## [Task inputs]

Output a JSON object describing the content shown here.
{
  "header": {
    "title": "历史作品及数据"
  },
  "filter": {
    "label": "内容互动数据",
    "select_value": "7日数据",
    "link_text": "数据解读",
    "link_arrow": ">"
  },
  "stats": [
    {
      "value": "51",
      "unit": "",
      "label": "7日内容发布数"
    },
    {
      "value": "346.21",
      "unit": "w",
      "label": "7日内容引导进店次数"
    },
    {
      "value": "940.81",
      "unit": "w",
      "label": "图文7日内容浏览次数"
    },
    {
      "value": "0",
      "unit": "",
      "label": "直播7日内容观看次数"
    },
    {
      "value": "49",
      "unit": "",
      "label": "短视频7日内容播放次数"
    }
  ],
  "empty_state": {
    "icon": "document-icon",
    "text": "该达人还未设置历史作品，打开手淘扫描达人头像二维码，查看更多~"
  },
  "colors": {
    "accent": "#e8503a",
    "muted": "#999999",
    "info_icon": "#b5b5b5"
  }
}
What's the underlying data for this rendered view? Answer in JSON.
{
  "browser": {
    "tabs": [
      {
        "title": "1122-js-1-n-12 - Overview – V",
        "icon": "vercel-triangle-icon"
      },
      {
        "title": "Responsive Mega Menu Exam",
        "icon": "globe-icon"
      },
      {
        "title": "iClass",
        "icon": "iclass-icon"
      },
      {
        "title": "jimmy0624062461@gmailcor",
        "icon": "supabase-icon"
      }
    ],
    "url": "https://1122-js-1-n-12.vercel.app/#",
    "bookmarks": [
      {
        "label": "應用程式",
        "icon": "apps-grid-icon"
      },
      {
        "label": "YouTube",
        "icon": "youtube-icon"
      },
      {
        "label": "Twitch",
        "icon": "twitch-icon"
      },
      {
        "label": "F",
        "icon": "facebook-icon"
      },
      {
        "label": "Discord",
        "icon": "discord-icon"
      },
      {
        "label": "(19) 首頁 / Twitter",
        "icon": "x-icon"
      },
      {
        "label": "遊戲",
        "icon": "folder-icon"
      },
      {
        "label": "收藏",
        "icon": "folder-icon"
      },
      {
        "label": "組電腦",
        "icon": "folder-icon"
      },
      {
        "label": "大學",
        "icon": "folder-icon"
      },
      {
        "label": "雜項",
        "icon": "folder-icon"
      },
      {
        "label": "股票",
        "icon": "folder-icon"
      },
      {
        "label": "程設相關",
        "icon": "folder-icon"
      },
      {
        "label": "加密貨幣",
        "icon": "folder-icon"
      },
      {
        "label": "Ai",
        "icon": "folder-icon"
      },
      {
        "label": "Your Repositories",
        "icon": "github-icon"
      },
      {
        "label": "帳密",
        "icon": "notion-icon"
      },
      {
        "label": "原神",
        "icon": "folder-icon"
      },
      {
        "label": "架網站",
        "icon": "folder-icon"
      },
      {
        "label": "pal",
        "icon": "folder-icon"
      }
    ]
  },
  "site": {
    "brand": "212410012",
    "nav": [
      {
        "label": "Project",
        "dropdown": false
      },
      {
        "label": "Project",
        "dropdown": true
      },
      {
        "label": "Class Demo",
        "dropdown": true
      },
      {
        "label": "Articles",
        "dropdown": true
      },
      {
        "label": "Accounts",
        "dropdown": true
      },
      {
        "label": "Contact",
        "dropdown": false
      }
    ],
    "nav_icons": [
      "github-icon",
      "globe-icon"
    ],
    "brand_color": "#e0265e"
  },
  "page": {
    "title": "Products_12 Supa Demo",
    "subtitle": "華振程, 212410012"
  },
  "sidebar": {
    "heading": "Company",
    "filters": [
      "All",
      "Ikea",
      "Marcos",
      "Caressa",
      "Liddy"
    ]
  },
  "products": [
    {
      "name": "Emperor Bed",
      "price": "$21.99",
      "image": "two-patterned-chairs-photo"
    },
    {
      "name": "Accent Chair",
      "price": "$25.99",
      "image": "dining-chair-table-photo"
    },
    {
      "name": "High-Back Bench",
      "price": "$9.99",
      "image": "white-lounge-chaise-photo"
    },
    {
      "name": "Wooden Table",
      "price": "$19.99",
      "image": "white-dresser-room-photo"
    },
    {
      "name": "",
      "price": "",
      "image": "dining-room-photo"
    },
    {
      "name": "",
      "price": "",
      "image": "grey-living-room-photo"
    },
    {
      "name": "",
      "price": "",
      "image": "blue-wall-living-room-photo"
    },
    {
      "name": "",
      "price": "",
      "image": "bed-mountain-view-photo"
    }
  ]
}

## [Exercise objective]
All of the lines above must be returned exactly.

## [Correct result]
Output a JSON object describing the content shown here.
{
  "header": {
    "title": "历史作品及数据"
  },
  "filter": {
    "label": "内容互动数据",
    "select_value": "7日数据",
    "link_text": "数据解读",
    "link_arrow": ">"
  },
  "stats": [
    {
      "value": "51",
      "unit": "",
      "label": "7日内容发布数"
    },
    {
      "value": "346.21",
      "unit": "w",
      "label": "7日内容引导进店次数"
    },
    {
      "value": "940.81",
      "unit": "w",
      "label": "图文7日内容浏览次数"
    },
    {
      "value": "0",
      "unit": "",
      "label": "直播7日内容观看次数"
    },
    {
      "value": "49",
      "unit": "",
      "label": "短视频7日内容播放次数"
    }
  ],
  "empty_state": {
    "icon": "document-icon",
    "text": "该达人还未设置历史作品，打开手淘扫描达人头像二维码，查看更多~"
  },
  "colors": {
    "accent": "#e8503a",
    "muted": "#999999",
    "info_icon": "#b5b5b5"
  }
}
What's the underlying data for this rendered view? Answer in JSON.
{
  "browser": {
    "tabs": [
      {
        "title": "1122-js-1-n-12 - Overview – V",
        "icon": "vercel-triangle-icon"
      },
      {
        "title": "Responsive Mega Menu Exam",
        "icon": "globe-icon"
      },
      {
        "title": "iClass",
        "icon": "iclass-icon"
      },
      {
        "title": "jimmy0624062461@gmailcor",
        "icon": "supabase-icon"
      }
    ],
    "url": "https://1122-js-1-n-12.vercel.app/#",
    "bookmarks": [
      {
        "label": "應用程式",
        "icon": "apps-grid-icon"
      },
      {
        "label": "YouTube",
        "icon": "youtube-icon"
      },
      {
        "label": "Twitch",
        "icon": "twitch-icon"
      },
      {
        "label": "F",
        "icon": "facebook-icon"
      },
      {
        "label": "Discord",
        "icon": "discord-icon"
      },
      {
        "label": "(19) 首頁 / Twitter",
        "icon": "x-icon"
      },
      {
        "label": "遊戲",
        "icon": "folder-icon"
      },
      {
        "label": "收藏",
        "icon": "folder-icon"
      },
      {
        "label": "組電腦",
        "icon": "folder-icon"
      },
      {
        "label": "大學",
        "icon": "folder-icon"
      },
      {
        "label": "雜項",
        "icon": "folder-icon"
      },
      {
        "label": "股票",
        "icon": "folder-icon"
      },
      {
        "label": "程設相關",
        "icon": "folder-icon"
      },
      {
        "label": "加密貨幣",
        "icon": "folder-icon"
      },
      {
        "label": "Ai",
        "icon": "folder-icon"
      },
      {
        "label": "Your Repositories",
        "icon": "github-icon"
      },
      {
        "label": "帳密",
        "icon": "notion-icon"
      },
      {
        "label": "原神",
        "icon": "folder-icon"
      },
      {
        "label": "架網站",
        "icon": "folder-icon"
      },
      {
        "label": "pal",
        "icon": "folder-icon"
      }
    ]
  },
  "site": {
    "brand": "212410012",
    "nav": [
      {
        "label": "Project",
        "dropdown": false
      },
      {
        "label": "Project",
        "dropdown": true
      },
      {
        "label": "Class Demo",
        "dropdown": true
      },
      {
        "label": "Articles",
        "dropdown": true
      },
      {
        "label": "Accounts",
        "dropdown": true
      },
      {
        "label": "Contact",
        "dropdown": false
      }
    ],
    "nav_icons": [
      "github-icon",
      "globe-icon"
    ],
    "brand_color": "#e0265e"
  },
  "page": {
    "title": "Products_12 Supa Demo",
    "subtitle": "華振程, 212410012"
  },
  "sidebar": {
    "heading": "Company",
    "filters": [
      "All",
      "Ikea",
      "Marcos",
      "Caressa",
      "Liddy"
    ]
  },
  "products": [
    {
      "name": "Emperor Bed",
      "price": "$21.99",
      "image": "two-patterned-chairs-photo"
    },
    {
      "name": "Accent Chair",
      "price": "$25.99",
      "image": "dining-chair-table-photo"
    },
    {
      "name": "High-Back Bench",
      "price": "$9.99",
      "image": "white-lounge-chaise-photo"
    },
    {
      "name": "Wooden Table",
      "price": "$19.99",
      "image": "white-dresser-room-photo"
    },
    {
      "name": "",
      "price": "",
      "image": "dining-room-photo"
    },
    {
      "name": "",
      "price": "",
      "image": "grey-living-room-photo"
    },
    {
      "name": "",
      "price": "",
      "image": "blue-wall-living-room-photo"
    },
    {
      "name": "",
      "price": "",
      "image": "bed-mountain-view-photo"
    }
  ]
}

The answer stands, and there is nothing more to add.